'''
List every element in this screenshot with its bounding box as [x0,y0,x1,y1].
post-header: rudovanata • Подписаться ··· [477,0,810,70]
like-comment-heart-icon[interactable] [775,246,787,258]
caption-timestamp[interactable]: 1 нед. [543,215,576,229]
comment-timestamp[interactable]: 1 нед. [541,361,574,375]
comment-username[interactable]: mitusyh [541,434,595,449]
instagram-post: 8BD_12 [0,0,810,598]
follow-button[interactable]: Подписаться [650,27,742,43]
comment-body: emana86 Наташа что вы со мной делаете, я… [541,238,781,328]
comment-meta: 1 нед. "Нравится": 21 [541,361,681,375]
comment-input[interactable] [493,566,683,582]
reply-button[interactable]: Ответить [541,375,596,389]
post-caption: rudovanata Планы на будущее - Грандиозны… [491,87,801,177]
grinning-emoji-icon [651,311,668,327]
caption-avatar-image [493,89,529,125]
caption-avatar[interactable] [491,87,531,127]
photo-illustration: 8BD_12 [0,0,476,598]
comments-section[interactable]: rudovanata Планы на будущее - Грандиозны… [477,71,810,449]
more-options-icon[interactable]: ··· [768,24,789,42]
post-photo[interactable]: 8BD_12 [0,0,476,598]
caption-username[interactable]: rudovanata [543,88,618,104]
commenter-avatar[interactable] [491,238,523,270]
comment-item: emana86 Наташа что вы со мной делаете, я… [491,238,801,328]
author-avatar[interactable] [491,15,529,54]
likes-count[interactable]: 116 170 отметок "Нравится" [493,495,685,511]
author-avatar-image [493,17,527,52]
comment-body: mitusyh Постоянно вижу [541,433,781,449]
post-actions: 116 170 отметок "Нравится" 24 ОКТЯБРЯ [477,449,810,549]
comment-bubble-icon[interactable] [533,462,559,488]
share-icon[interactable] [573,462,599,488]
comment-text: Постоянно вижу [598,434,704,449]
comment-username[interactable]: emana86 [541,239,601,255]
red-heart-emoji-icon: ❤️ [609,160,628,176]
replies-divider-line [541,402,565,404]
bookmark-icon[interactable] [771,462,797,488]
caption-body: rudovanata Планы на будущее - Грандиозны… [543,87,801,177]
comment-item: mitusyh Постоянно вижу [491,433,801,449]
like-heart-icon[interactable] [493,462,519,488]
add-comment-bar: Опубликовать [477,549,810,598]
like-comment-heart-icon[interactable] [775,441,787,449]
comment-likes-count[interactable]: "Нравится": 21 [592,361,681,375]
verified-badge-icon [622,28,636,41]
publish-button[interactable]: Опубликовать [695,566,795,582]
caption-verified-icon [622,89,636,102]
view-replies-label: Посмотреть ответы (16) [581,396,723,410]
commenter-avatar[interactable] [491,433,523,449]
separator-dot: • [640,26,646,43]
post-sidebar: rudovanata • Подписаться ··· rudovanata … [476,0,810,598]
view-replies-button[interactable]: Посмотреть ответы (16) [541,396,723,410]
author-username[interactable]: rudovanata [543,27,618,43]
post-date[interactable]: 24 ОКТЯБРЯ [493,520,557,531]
'''
'''
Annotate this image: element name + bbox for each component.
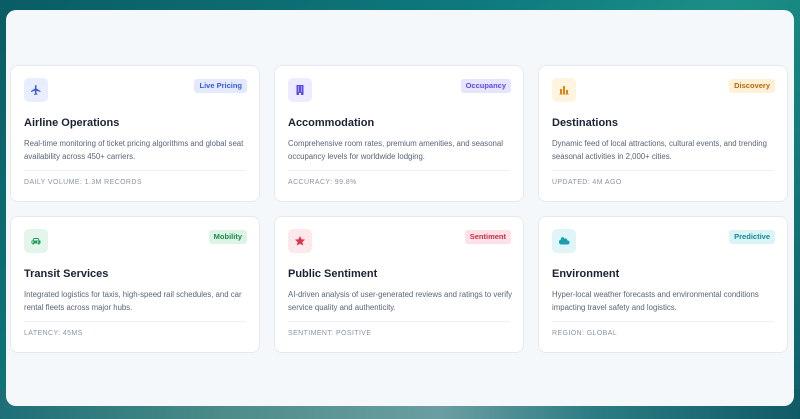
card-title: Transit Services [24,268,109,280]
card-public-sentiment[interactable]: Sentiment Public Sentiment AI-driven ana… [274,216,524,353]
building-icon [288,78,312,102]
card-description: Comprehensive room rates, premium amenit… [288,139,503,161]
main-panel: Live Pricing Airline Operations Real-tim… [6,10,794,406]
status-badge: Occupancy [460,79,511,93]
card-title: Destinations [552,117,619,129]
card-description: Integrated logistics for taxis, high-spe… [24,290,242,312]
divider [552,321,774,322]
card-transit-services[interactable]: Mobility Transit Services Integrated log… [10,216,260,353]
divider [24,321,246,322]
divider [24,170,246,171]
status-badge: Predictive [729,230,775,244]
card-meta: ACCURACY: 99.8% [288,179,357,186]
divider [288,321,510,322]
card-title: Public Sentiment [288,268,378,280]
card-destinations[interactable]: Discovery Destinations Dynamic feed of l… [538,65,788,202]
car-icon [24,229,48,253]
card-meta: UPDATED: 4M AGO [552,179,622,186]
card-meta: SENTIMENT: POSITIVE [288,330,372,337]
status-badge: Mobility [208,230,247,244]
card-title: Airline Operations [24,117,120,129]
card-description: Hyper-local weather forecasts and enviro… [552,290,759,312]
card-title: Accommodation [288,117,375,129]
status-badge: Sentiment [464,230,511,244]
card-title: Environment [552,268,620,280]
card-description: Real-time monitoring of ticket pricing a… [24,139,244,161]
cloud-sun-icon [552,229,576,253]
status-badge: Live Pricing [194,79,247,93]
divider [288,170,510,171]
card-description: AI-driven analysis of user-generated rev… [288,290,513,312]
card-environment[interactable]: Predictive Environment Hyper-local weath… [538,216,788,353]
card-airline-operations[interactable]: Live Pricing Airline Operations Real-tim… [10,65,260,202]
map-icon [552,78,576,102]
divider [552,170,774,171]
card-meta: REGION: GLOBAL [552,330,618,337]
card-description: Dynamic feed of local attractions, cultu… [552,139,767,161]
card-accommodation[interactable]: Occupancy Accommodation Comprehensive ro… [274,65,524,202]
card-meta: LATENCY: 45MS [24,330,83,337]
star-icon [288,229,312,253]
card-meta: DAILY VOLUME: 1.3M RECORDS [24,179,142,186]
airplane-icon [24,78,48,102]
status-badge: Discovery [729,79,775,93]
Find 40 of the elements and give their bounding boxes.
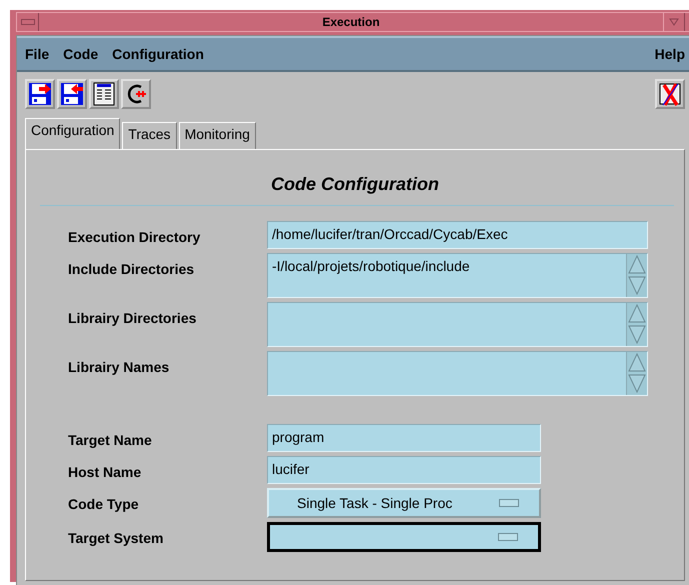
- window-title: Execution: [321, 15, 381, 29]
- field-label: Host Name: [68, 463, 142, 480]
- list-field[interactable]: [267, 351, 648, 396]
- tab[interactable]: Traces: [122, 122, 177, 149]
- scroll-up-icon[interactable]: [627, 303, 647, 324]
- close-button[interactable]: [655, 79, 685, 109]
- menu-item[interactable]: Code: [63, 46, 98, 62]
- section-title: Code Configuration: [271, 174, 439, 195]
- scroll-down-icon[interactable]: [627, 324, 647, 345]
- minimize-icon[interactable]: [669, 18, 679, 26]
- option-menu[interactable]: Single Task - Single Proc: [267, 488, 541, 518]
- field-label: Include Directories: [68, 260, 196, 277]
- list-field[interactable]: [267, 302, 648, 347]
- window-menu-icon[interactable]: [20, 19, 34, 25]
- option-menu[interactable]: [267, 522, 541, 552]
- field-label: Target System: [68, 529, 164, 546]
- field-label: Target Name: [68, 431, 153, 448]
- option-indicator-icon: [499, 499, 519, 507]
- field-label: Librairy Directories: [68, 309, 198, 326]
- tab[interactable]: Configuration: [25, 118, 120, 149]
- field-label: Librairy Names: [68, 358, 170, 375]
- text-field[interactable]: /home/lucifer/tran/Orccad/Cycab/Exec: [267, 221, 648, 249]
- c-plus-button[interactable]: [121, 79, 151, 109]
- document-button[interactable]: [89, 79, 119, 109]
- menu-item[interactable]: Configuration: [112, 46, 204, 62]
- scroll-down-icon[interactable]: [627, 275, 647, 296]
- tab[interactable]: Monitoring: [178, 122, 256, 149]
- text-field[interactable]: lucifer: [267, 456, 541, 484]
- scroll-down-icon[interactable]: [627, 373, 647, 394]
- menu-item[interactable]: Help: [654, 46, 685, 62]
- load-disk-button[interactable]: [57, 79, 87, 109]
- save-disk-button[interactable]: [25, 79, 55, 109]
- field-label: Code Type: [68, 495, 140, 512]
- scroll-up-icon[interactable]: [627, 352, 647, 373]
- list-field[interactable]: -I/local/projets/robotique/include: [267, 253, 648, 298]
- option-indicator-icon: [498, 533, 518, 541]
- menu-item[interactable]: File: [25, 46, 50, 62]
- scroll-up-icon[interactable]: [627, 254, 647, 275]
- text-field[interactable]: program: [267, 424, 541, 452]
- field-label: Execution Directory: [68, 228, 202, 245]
'''
EXERCISE INSTRUCTIONS ->
Copy everything from the line containing "List every element" down to the line containing "replies-divider-line [541,402,565,404]", word for word, including both of those lines.

RESULT ->
List every element in this screenshot with its bounding box as [x0,y0,x1,y1].
post-header: rudovanata • Подписаться ··· [477,0,810,70]
like-comment-heart-icon[interactable] [775,246,787,258]
caption-timestamp[interactable]: 1 нед. [543,215,576,229]
comment-timestamp[interactable]: 1 нед. [541,361,574,375]
comment-username[interactable]: mitusyh [541,434,595,449]
instagram-post: 8BD_12 [0,0,810,598]
follow-button[interactable]: Подписаться [650,27,742,43]
comment-body: emana86 Наташа что вы со мной делаете, я… [541,238,781,328]
comment-meta: 1 нед. "Нравится": 21 [541,361,681,375]
comment-input[interactable] [493,566,683,582]
reply-button[interactable]: Ответить [541,375,596,389]
post-caption: rudovanata Планы на будущее - Грандиозны… [491,87,801,177]
grinning-emoji-icon [651,311,668,327]
caption-avatar-image [493,89,529,125]
caption-avatar[interactable] [491,87,531,127]
photo-illustration: 8BD_12 [0,0,476,598]
comments-section[interactable]: rudovanata Планы на будущее - Грандиозны… [477,71,810,449]
more-options-icon[interactable]: ··· [768,24,789,42]
post-photo[interactable]: 8BD_12 [0,0,476,598]
caption-username[interactable]: rudovanata [543,88,618,104]
commenter-avatar[interactable] [491,238,523,270]
comment-item: emana86 Наташа что вы со мной делаете, я… [491,238,801,328]
author-avatar[interactable] [491,15,529,54]
likes-count[interactable]: 116 170 отметок "Нравится" [493,495,685,511]
author-avatar-image [493,17,527,52]
comment-body: mitusyh Постоянно вижу [541,433,781,449]
post-actions: 116 170 отметок "Нравится" 24 ОКТЯБРЯ [477,449,810,549]
comment-bubble-icon[interactable] [533,462,559,488]
share-icon[interactable] [573,462,599,488]
comment-text: Постоянно вижу [598,434,704,449]
comment-username[interactable]: emana86 [541,239,601,255]
red-heart-emoji-icon: ❤️ [609,160,628,176]
replies-divider-line [541,402,565,404]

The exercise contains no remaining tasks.